RECORDS FOR THE TASK |
▬▬▬▬▬▬

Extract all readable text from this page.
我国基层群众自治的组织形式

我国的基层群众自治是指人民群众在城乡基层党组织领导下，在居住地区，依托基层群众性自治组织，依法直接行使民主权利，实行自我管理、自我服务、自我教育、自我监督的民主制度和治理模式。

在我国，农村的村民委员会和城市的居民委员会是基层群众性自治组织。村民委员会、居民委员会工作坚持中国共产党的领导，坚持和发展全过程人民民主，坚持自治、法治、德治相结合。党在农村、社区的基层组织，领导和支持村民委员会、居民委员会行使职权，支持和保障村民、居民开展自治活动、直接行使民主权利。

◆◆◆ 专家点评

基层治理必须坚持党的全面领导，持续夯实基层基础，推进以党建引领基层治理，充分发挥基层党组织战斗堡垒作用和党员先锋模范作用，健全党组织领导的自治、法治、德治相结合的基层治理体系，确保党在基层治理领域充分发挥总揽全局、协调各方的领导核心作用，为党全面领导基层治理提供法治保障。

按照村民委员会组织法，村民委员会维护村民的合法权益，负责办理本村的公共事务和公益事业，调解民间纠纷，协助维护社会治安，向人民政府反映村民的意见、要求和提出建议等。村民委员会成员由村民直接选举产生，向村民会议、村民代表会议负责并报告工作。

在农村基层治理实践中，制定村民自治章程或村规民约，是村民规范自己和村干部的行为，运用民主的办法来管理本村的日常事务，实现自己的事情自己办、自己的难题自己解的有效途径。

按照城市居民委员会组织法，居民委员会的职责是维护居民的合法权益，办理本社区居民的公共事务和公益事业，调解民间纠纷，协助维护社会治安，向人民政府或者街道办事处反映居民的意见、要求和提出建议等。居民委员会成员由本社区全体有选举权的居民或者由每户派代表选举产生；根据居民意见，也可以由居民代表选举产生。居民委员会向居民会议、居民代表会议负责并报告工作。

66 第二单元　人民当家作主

▬▬▬▬▬▬

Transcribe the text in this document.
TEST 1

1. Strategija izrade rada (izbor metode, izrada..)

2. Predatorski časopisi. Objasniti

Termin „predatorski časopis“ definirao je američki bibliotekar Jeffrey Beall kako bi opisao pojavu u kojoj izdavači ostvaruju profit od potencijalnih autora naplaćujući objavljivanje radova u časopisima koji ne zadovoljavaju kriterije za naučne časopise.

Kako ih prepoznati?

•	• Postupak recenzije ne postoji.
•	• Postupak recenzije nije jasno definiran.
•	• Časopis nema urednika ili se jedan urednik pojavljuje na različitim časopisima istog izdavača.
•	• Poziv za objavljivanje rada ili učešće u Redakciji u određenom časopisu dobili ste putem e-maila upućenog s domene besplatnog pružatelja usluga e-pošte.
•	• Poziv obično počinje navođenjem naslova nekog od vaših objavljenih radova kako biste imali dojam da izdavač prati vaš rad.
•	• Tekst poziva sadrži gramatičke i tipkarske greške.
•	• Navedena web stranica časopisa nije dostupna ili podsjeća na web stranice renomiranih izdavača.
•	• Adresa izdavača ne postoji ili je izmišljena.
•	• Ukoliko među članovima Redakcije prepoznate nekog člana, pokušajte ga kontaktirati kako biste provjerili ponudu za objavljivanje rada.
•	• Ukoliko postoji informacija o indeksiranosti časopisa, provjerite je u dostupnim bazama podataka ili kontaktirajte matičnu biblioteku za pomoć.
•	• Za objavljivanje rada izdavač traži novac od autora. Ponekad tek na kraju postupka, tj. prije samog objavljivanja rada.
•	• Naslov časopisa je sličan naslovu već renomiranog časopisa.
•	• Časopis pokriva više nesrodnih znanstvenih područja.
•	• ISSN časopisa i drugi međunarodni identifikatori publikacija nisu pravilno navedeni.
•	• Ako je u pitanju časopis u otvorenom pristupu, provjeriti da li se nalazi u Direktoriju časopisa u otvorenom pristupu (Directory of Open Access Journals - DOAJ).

▬▬▬▬▬▬

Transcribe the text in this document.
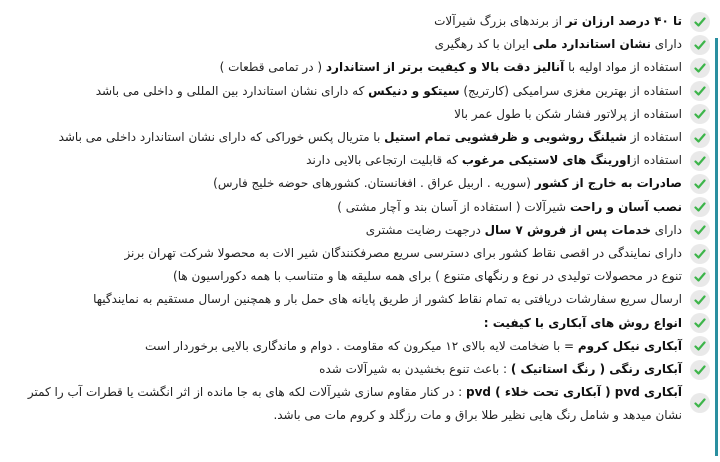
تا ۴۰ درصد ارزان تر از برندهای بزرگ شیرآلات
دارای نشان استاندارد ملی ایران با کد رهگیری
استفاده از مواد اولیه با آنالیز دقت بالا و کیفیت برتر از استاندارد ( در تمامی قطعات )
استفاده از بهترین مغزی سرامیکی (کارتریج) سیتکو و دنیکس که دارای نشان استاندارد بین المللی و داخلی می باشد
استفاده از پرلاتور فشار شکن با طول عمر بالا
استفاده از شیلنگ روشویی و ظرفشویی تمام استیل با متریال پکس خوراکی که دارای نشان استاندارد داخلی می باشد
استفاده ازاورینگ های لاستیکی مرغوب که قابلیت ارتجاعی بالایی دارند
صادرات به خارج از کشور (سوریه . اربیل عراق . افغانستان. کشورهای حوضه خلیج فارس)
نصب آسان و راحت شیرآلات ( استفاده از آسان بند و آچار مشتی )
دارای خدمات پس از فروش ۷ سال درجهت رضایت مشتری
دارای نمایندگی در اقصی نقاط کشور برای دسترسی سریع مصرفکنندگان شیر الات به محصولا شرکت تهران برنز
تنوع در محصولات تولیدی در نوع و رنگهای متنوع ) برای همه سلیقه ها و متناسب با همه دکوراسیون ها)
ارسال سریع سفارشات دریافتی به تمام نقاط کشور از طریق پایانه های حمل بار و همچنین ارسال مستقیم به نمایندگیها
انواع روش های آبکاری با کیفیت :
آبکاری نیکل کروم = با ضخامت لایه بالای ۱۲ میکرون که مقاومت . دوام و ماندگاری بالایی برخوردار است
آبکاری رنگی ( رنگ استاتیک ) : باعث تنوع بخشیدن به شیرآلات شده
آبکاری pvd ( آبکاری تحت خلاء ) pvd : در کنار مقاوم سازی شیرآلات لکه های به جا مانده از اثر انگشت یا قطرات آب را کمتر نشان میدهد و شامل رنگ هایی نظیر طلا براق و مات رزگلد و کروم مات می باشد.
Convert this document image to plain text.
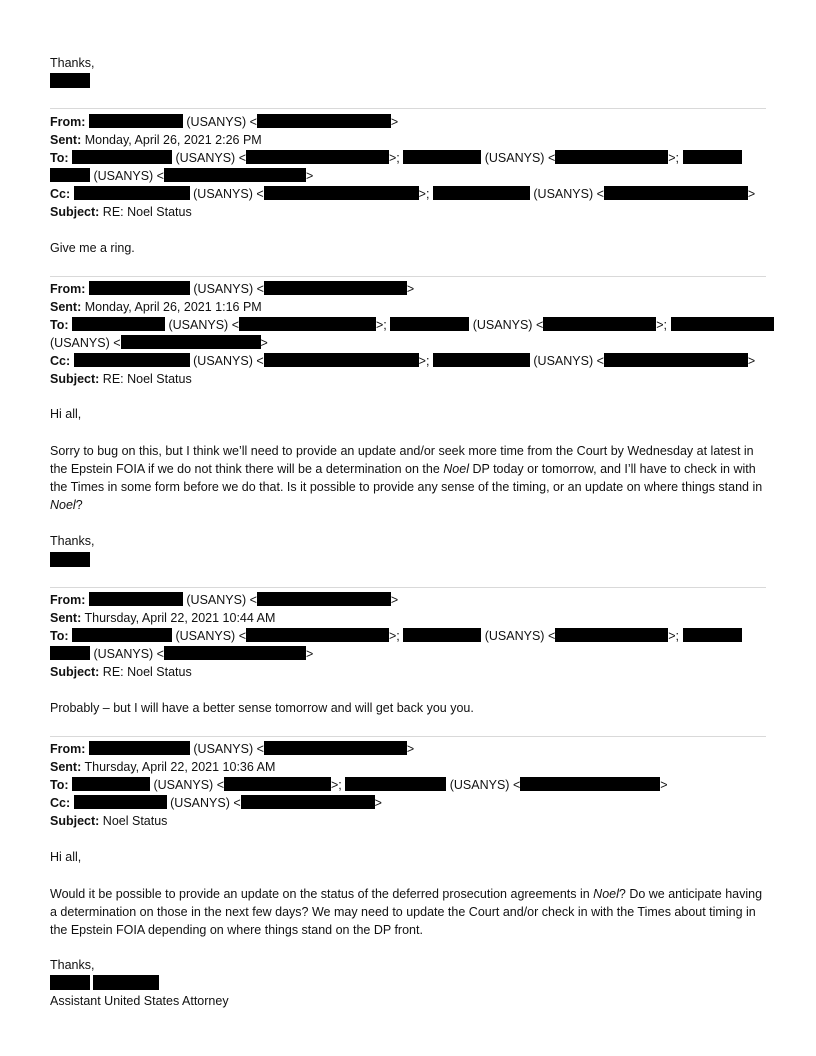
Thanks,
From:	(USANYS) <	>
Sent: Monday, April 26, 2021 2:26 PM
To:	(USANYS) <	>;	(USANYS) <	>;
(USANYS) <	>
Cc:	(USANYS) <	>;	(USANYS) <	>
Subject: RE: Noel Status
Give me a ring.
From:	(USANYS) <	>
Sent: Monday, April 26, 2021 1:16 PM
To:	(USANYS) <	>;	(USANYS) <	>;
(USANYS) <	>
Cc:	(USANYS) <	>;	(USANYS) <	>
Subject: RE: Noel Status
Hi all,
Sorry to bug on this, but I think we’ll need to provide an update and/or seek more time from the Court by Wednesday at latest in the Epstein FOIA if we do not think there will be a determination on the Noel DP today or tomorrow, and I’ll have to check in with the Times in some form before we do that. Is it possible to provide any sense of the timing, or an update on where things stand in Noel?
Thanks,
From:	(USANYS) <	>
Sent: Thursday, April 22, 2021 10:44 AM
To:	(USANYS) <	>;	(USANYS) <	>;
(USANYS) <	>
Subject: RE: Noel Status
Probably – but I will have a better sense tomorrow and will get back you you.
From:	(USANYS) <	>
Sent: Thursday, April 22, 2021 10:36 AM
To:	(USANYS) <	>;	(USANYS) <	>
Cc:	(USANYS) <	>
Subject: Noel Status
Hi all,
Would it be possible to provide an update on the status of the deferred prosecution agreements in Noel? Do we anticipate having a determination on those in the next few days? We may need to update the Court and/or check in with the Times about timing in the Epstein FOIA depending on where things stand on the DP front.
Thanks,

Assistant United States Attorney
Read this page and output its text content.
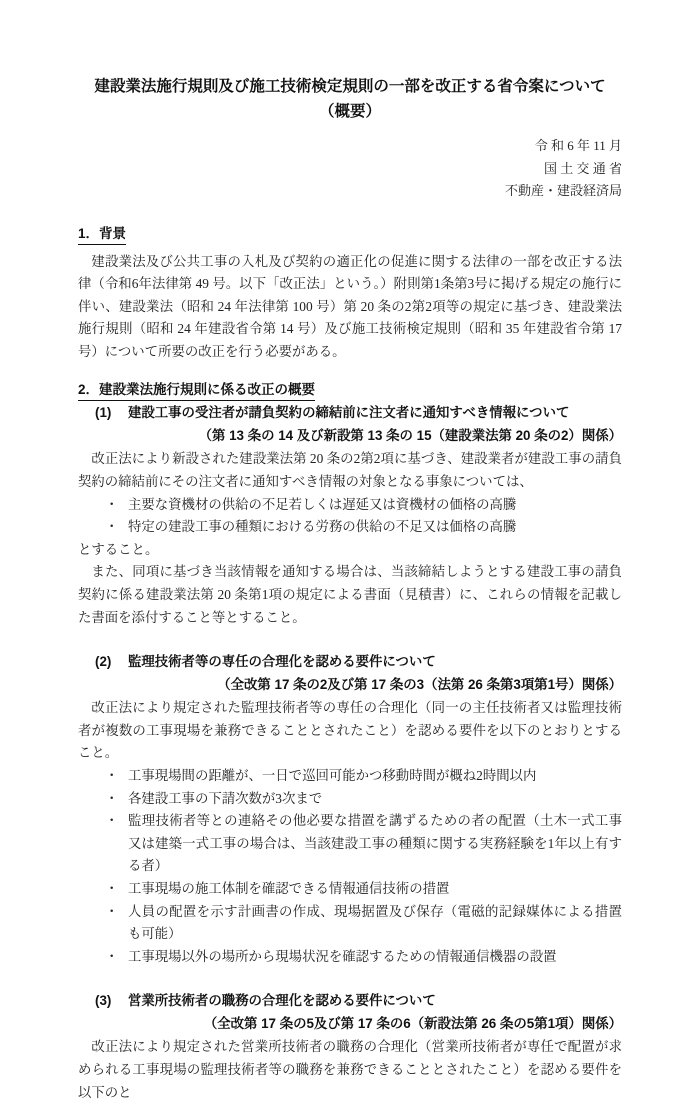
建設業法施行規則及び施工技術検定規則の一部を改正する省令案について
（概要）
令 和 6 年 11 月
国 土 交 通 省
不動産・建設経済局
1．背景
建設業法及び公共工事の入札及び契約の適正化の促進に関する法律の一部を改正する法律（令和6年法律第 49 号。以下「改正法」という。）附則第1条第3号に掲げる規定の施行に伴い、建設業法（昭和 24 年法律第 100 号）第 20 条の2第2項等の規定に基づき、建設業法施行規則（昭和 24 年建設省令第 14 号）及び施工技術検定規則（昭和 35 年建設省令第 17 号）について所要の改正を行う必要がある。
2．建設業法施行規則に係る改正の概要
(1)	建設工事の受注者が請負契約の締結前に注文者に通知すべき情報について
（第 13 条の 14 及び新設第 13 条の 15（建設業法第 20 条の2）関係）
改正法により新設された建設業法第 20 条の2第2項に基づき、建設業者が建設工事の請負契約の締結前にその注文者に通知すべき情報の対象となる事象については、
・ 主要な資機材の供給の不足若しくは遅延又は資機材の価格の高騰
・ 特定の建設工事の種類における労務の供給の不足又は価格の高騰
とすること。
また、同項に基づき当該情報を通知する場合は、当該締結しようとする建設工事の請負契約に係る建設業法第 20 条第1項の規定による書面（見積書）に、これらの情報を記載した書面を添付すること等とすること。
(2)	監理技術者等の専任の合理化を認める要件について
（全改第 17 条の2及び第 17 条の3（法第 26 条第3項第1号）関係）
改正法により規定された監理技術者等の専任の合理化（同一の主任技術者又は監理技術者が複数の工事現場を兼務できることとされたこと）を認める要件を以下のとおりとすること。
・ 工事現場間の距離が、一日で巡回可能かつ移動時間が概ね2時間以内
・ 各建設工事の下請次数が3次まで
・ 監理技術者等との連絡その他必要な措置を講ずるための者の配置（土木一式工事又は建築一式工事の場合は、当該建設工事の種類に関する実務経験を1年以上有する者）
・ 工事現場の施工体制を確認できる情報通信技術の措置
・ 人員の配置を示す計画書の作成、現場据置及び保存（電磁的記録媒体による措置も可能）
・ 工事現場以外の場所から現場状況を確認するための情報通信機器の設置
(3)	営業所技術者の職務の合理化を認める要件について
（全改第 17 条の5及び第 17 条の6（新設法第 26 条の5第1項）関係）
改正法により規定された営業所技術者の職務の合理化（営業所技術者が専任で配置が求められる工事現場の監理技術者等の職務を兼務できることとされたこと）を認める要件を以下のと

▬▬▬▬▬▬

TASK STATEMENT |
Scan the data above and copy every line with "check" in it.

RESULT OF THIS TASK |
Sorry to bug on this, but I think we’ll need to provide an update and/or seek more time from the Court by Wednesday at latest in the Epstein FOIA if we do not think there will be a determination on the Noel DP today or tomorrow, and I’ll have to check in with the Times in some form before we do that. Is it possible to provide any sense of the timing, or an update on where things stand in Noel?
Would it be possible to provide an update on the status of the deferred prosecution agreements in Noel? Do we anticipate having a determination on those in the next few days? We may need to update the Court and/or check in with the Times about timing in the Epstein FOIA depending on where things stand on the DP front.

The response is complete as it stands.